In this notebook we'll describe the basics of the Element RNN library, which offers implementations and variations of LSTM and GRU recurrent networks. You should check out the documentation and examples at https://github.com/Element-Research/rnn

## Review
Recall that a recurrent neural network maps a sequence of vectors $\mathbf{x}_1, \ldots, \mathbf{x}_n$ to a sequence of vectors $\mathbf{s}_1, \ldots, \mathbf{s}_n$ using the recurrence

\begin{align*}
\mathbf{s}_{i} =  R(\mathbf{x}_{i}, \mathbf{s}_{i-1}; \mathbf{\theta}),
\end{align*}

where $R$ is a function parameterized by $\mathbf{\theta}$, and we define $\mathbf{s}_0$ as some initial vector (such as a vector of all zeros).

▸ **STORED ROWS**
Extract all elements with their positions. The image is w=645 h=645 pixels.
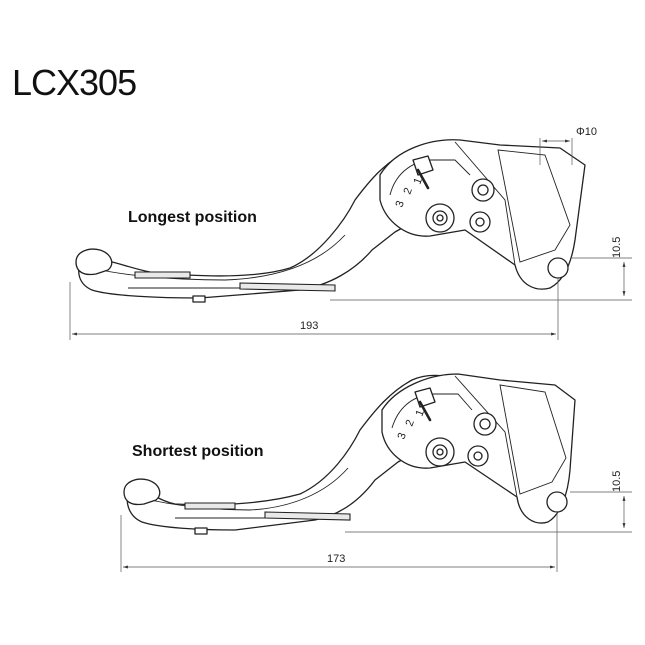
length-dimension-193: 193	[300, 320, 318, 332]
longest-position-label: Longest position	[128, 209, 257, 226]
scale-digit-3: 3	[396, 431, 409, 441]
scale-digit-2: 2	[404, 418, 417, 428]
ball-end	[123, 478, 161, 506]
diameter-dimension: Φ10	[576, 126, 597, 138]
mount-hole	[547, 257, 569, 279]
lever-shortest: 3 2 1	[123, 373, 576, 535]
ball-end	[75, 248, 113, 276]
dimensions-longest: 193 10.5 Φ10	[69, 126, 632, 340]
dimensions-shortest: 173 10.5	[120, 471, 632, 572]
shortest-position-label: Shortest position	[132, 443, 264, 460]
product-title: LCX305	[12, 62, 137, 103]
mount-hole	[546, 491, 568, 513]
length-dimension-173: 173	[327, 553, 345, 565]
height-dimension-longest: 10.5	[611, 237, 623, 258]
height-dimension-shortest: 10.5	[611, 471, 623, 492]
scale-digit-2: 2	[402, 186, 415, 196]
scale-digit-1: 1	[412, 176, 425, 186]
scale-digit-1: 1	[414, 408, 427, 418]
scale-digit-3: 3	[394, 199, 407, 209]
lever-longest: 3 2 1	[75, 139, 586, 303]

▸ **GOAL**
Continue the Element RNN library notebook from its last sentence.

▸ **RESPONSE BELOW**
### N.B. For the first part of this notebook we will deal only with "acceptor" RNNs
* That is, we'll assume we only use the final state $\mathbf{s}_n$ for making predictions


## Element RNN Basics
At the heart of the Element RNN library is the abstract class 'AbstractRecurrent', which is designed to allow calling :forward() on each element $\mathbf{x}_i$ of a sequence (in turn), with the abstract class keeping track of the $\mathbf{s}_i$ for you. Consider the following example.

In [1]:
require 'rnn' -- this imports 'nn' as well, and adds 'rnn' objects to the 'nn' namespace

lstm = nn.LSTM(5, 5) -- inherits from AbstractRecurrent
data = torch.randn(3, 5) -- a sequence of 3 random vectors
outputs = torch.zeros(3, 5)

for i = 1, data:size(1) do
    outputs[i] = lstm:forward(data[i]) -- note that we don't need to keep track of the s_i
end

print(outputs)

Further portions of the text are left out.